*** Opening Document extract ***

Two reviewers (A.D. and H.S.C.), will review abstracts (Stage 1 screen) and full text reports (Stage 2 screen) from search results independently and in duplicate against the eligibility criteria below using Distiller SR® software (Evidence Partners, Ottawa, ON) to identify relevant articles. Discrepancies will be resolved through discussion with a senior team member (M.L. and D.C.). Both stages of screening will begin with a calibration exercise to ensure consistent application of eligibility criteria. A PRISMA flow diagram35 will be presented to document the process of study selection.
Two independent reviewers (A.D. and H.S.C.) will review studies and extract data into standardized, piloted forms implemented in Microsoft Excel (Microsoft Corporation, Seattle, Washington, USA). Discrepancies will be resolved through discussion with a senior team member. We will collect data related to, but not limited to, animal characteristics (Table 1); stroke model (Table 1); intervention (Table 2a, b); and outcomes (Table 3), as well as study ID (authors, year), and study design characteristics. Measures of central tendency (e.g. mean) and dispersion (e.g. standard deviation) will be extracted as reported. Data in graphical format will be extracted using Engauge Digitizer36. When measures of central tendency and dispersion or sample sizes are missing (or cannot be measured digitally), authors will be contacted; if authors do not respond, the data will be excluded.
Two independent reviewers will assess the risk of bias of each included study (quality of the design, conduct and analysis for the experiment)37. We will assess the risk of bias using a modified version of the Cochrane Risk of Bias Tool for randomized trials (Table 4). Risk of bias will be summarized38 with descriptive statistics and presented graphically using standard methods and radar charts. The assessment of risk of bias will play an important role in exploring potential limitations of the evidence base and establishing the feasibility of incorporating relevant adjustments in NMA models. The construct validity of included studies (i.e. degree to which experimental model and design reflect the clinical entity of stroke and its treatment) will be assessed using elements from the CAMARADES checklist alongside criteria established by expert consensus (Table 5).
We will begin by exploring the pattern of treatment comparisons represented by the included set of studies using network diagrams (or using a tabular approach if necessary, should the number and pattern of comparisons be too broad to be summarized graphically). Effect estimates from all included studies will be summarized. We will summarize traits of included studies focusing on clinical (e.g. age, sex, species, stroke model, reperfusion vs. permanent model, comorbidities, severity of infarct pre-treatment, infarct location)39 and methodological (e.g. risk of bias, timing of outcome assessment) features27, and review these with our clinical and preclinical experts to establish the degree of homogeneity within the included studies. For NMA, given the possibility that a large proportion of the studied interventions may have been evaluated in only a single study (and many could potentially yield very large effect sizes, which may not have been substantiated by more animals in more studies), we will exclude these interventions from NMAs performed; each of these treatments removed from NMA will neither benefit from “borrowing strength” through NMA, nor end up with a summary estimate and confidence interval different from what was reported in a single study. The reported findings for the outcomes of interest from studies removed from the NMA according to these criteria will be summarized separately in descriptive tables to ensure all relevant data are summarized. This approach will also restrict the network to a more practical size and reduce the risk of computational challenges.

*** Closing Document extract ***

→ Required action
Translate this sentence from the review protocol excerpt into French: "Both stages of screening will begin with a calibration exercise to ensure consistent application of eligibility criteria."

*** Opening Records supplied ***

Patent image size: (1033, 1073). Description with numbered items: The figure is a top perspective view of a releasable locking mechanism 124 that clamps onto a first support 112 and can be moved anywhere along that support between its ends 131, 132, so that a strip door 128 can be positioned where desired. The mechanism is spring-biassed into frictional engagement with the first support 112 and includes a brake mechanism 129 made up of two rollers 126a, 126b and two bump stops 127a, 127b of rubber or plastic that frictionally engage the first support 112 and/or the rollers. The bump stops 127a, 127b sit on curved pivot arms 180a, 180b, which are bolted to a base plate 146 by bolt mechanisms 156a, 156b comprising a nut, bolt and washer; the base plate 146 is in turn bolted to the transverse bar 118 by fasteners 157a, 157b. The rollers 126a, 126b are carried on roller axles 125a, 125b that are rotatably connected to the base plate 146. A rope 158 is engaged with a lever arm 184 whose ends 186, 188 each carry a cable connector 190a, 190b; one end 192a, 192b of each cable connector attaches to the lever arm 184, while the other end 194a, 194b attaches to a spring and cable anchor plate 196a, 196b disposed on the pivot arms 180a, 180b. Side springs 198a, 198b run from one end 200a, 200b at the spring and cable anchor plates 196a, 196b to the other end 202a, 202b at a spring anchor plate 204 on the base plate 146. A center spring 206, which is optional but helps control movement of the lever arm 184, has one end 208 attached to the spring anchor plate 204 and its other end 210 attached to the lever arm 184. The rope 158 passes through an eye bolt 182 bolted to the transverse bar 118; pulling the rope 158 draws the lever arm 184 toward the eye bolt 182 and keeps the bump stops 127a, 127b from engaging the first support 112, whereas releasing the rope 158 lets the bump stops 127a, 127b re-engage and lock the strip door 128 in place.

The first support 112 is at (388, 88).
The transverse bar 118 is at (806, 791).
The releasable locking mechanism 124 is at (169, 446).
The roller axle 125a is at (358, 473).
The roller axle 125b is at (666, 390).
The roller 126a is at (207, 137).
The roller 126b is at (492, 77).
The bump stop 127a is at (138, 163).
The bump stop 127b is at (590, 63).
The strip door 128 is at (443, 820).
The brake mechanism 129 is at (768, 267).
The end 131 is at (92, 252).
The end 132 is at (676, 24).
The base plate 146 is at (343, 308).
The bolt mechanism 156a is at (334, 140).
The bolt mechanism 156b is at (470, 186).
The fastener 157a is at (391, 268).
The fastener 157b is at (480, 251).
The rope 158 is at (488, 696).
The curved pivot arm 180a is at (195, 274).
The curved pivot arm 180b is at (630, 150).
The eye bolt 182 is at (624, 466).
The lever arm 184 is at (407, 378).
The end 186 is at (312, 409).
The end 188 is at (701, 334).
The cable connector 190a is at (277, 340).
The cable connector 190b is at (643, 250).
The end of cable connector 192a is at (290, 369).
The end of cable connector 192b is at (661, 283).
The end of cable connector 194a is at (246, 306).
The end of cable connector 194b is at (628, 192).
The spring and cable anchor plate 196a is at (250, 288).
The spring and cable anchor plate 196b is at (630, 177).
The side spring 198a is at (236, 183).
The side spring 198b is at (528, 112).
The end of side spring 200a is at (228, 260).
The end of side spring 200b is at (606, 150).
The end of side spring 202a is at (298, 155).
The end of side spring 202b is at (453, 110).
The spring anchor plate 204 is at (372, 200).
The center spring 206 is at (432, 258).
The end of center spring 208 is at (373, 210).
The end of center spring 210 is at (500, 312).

*** Closing Records supplied ***

→ Written solution
Les deux étapes de sélection commenceront par un exercice de calibrage afin d'assurer une application cohérente des critères d'admissibilité.